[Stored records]
:::
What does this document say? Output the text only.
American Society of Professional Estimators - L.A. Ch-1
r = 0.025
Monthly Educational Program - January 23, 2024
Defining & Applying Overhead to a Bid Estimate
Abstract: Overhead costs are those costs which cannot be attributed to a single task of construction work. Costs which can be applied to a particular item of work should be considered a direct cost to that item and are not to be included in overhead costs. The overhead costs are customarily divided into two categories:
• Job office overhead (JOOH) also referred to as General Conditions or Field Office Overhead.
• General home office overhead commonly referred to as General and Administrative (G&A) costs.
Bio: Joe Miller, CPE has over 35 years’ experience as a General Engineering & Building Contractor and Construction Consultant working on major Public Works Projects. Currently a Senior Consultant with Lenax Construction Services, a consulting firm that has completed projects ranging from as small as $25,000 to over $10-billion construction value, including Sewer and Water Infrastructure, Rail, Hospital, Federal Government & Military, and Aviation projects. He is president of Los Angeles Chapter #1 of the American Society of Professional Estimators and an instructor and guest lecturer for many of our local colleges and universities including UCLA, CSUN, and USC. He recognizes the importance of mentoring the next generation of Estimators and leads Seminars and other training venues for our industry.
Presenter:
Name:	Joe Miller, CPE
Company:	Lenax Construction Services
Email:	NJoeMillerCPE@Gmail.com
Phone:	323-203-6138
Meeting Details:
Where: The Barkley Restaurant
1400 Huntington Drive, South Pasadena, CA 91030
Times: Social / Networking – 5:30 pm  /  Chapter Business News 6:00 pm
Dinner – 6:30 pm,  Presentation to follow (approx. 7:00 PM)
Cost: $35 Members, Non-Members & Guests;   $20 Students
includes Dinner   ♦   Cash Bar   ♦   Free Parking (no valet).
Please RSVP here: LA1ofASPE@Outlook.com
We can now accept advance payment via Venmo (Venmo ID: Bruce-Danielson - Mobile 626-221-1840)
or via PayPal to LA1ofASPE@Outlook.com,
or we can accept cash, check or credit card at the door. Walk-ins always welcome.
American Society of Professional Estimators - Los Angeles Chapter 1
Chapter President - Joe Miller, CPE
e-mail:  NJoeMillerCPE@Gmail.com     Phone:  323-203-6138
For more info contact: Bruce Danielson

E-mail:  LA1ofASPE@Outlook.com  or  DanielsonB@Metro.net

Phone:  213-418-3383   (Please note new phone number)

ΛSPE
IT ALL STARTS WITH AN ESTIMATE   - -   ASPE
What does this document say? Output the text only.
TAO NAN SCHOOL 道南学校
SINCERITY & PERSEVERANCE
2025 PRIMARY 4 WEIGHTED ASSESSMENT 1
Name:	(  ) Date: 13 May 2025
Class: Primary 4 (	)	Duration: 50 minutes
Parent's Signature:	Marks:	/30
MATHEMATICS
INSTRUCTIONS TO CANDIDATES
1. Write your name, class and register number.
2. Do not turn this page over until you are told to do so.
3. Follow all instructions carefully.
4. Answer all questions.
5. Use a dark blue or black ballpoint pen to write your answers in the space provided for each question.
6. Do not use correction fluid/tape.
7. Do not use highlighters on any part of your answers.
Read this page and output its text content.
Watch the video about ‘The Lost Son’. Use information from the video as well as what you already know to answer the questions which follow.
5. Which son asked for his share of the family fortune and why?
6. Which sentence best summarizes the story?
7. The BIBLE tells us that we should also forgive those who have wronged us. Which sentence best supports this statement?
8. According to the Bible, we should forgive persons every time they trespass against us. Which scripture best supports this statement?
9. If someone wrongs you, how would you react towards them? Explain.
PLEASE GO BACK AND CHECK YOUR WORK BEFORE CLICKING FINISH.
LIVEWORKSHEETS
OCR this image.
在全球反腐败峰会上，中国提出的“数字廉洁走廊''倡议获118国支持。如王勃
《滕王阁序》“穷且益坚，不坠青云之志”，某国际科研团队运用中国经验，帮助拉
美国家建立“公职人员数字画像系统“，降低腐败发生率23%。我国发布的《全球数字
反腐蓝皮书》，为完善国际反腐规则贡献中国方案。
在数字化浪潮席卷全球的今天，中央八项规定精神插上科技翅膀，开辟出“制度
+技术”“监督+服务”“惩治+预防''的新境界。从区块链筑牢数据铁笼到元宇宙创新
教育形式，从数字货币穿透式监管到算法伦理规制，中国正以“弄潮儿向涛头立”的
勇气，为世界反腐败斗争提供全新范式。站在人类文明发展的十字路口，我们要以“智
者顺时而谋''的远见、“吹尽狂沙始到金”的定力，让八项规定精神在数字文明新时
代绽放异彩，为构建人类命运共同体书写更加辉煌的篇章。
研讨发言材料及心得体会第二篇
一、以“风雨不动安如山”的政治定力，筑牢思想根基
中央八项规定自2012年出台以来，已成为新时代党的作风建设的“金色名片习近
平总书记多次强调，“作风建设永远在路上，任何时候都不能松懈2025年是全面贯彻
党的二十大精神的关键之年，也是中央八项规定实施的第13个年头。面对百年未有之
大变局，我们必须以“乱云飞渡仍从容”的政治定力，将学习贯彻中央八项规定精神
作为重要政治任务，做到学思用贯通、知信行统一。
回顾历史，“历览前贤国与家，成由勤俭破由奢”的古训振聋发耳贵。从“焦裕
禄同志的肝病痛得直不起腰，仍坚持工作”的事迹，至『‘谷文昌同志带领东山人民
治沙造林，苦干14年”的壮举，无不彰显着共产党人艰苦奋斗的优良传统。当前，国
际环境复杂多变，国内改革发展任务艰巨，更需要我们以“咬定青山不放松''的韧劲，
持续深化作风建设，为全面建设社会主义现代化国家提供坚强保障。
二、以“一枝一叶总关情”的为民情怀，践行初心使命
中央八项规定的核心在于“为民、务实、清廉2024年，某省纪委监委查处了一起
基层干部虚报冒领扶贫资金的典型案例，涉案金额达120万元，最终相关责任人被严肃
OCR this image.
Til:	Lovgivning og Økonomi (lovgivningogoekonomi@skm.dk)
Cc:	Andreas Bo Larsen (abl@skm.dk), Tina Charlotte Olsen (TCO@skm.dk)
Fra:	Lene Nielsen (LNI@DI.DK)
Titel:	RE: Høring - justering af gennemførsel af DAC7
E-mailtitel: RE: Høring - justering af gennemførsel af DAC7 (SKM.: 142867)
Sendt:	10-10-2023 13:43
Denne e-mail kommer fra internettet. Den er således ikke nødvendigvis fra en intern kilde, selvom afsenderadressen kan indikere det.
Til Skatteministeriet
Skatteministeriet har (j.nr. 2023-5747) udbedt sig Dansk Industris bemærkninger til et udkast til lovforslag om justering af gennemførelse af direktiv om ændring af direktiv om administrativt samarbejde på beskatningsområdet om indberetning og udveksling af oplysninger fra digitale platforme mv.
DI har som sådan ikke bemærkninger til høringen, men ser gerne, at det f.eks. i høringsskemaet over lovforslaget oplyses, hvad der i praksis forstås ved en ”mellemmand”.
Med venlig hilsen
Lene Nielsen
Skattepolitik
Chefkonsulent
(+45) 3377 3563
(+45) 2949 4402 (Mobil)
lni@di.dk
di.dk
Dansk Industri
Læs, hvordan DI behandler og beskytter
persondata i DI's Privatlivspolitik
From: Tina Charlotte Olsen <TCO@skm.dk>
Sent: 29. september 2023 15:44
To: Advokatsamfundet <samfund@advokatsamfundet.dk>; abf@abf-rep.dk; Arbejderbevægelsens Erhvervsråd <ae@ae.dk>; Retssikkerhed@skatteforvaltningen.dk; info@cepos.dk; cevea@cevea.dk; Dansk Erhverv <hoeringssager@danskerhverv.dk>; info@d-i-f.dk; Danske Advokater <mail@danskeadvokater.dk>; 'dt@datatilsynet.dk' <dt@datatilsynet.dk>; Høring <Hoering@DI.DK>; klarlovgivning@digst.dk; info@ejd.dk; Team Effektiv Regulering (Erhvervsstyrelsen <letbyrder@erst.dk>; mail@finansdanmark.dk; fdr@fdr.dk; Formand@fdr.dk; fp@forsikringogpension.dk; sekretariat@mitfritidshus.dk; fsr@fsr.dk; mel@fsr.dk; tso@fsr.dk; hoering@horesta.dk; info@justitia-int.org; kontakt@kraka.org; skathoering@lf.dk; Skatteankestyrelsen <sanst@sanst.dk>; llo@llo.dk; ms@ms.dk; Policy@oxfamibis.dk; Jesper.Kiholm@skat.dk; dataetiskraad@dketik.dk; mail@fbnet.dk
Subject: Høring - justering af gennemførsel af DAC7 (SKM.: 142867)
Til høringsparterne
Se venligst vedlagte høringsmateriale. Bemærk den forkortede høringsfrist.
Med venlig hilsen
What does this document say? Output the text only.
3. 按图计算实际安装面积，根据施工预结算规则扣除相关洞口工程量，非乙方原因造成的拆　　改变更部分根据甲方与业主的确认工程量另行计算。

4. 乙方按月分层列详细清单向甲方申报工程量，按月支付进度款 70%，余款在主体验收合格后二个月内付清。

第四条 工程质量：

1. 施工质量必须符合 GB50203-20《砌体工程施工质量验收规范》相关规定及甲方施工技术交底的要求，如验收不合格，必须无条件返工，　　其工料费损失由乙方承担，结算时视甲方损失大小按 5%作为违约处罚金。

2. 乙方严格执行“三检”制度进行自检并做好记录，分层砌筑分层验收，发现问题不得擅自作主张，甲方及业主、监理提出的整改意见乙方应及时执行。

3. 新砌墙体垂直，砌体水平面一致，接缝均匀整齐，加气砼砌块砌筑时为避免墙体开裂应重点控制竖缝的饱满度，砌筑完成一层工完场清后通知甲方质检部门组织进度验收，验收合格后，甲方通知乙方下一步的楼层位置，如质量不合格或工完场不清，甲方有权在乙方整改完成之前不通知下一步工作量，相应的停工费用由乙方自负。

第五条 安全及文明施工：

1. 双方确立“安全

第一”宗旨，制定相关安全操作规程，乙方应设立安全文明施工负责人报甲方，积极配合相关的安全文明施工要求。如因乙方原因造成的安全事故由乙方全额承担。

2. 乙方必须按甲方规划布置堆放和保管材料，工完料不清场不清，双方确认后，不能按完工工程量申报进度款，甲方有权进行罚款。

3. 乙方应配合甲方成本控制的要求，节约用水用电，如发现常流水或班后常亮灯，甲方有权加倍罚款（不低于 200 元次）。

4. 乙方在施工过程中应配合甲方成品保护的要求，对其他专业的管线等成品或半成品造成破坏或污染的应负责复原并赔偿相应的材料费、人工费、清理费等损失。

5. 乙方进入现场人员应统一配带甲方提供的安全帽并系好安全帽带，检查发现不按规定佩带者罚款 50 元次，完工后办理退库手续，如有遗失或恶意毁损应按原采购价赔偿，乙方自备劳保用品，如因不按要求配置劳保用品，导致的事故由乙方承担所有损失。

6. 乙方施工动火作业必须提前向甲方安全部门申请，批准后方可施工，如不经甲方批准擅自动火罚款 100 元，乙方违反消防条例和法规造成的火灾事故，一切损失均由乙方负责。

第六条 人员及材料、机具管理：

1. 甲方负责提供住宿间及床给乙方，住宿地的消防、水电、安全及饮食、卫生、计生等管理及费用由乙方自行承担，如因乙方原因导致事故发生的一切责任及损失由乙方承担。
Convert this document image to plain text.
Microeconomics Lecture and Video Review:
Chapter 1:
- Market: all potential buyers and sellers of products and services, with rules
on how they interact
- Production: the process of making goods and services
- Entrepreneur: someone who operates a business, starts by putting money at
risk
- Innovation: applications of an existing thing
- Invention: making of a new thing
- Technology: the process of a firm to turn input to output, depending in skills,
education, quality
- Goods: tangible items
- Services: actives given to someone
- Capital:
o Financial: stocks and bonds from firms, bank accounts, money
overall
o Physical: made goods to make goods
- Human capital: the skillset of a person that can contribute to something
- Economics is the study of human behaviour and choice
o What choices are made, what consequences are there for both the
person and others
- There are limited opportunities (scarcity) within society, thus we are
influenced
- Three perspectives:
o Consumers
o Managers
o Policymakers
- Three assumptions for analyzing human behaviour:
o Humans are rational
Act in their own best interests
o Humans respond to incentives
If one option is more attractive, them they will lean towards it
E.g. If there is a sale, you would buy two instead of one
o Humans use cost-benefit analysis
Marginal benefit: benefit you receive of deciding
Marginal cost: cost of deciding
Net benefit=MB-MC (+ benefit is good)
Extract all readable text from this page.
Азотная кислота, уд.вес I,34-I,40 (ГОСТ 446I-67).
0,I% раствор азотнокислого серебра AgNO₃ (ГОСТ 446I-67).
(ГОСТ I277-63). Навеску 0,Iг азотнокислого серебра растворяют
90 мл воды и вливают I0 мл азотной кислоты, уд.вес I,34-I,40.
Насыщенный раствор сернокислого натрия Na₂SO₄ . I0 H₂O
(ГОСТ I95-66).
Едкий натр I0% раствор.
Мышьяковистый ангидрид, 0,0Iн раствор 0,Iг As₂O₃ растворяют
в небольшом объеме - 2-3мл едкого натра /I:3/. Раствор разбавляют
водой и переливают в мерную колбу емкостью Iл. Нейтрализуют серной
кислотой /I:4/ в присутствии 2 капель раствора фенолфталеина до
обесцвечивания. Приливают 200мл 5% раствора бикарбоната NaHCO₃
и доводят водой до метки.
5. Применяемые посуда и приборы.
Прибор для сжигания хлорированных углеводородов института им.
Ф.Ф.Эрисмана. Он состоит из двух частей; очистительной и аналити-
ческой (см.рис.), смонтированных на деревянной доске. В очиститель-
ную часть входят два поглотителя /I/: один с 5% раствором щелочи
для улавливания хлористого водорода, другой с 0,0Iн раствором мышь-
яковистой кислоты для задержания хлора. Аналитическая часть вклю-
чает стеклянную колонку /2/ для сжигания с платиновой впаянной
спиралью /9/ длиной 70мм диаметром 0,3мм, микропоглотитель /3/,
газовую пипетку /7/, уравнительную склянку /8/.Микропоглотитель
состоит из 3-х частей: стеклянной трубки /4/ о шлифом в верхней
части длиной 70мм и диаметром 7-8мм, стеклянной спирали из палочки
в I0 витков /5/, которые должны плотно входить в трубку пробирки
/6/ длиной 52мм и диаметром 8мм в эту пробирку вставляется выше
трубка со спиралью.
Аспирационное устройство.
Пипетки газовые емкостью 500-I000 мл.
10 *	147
:::
→ INSTRUCTIONS FOR THE TASK
What needs duplicating is the run of lines from the one containing "Extract all readable text from this page." through the last line of the entries above, exact and complete.

→ RESULT
Extract all readable text from this page.
Азотная кислота, уд.вес I,34-I,40 (ГОСТ 446I-67).
0,I% раствор азотнокислого серебра AgNO₃ (ГОСТ 446I-67).
(ГОСТ I277-63). Навеску 0,Iг азотнокислого серебра растворяют
90 мл воды и вливают I0 мл азотной кислоты, уд.вес I,34-I,40.
Насыщенный раствор сернокислого натрия Na₂SO₄ . I0 H₂O
(ГОСТ I95-66).
Едкий натр I0% раствор.
Мышьяковистый ангидрид, 0,0Iн раствор 0,Iг As₂O₃ растворяют
в небольшом объеме - 2-3мл едкого натра /I:3/. Раствор разбавляют
водой и переливают в мерную колбу емкостью Iл. Нейтрализуют серной
кислотой /I:4/ в присутствии 2 капель раствора фенолфталеина до
обесцвечивания. Приливают 200мл 5% раствора бикарбоната NaHCO₃
и доводят водой до метки.
5. Применяемые посуда и приборы.
Прибор для сжигания хлорированных углеводородов института им.
Ф.Ф.Эрисмана. Он состоит из двух частей; очистительной и аналити-
ческой (см.рис.), смонтированных на деревянной доске. В очиститель-
ную часть входят два поглотителя /I/: один с 5% раствором щелочи
для улавливания хлористого водорода, другой с 0,0Iн раствором мышь-
яковистой кислоты для задержания хлора. Аналитическая часть вклю-
чает стеклянную колонку /2/ для сжигания с платиновой впаянной
спиралью /9/ длиной 70мм диаметром 0,3мм, микропоглотитель /3/,
газовую пипетку /7/, уравнительную склянку /8/.Микропоглотитель
состоит из 3-х частей: стеклянной трубки /4/ о шлифом в верхней
части длиной 70мм и диаметром 7-8мм, стеклянной спирали из палочки
в I0 витков /5/, которые должны плотно входить в трубку пробирки
/6/ длиной 52мм и диаметром 8мм в эту пробирку вставляется выше
трубка со спиралью.
Аспирационное устройство.
Пипетки газовые емкостью 500-I000 мл.
10 *	147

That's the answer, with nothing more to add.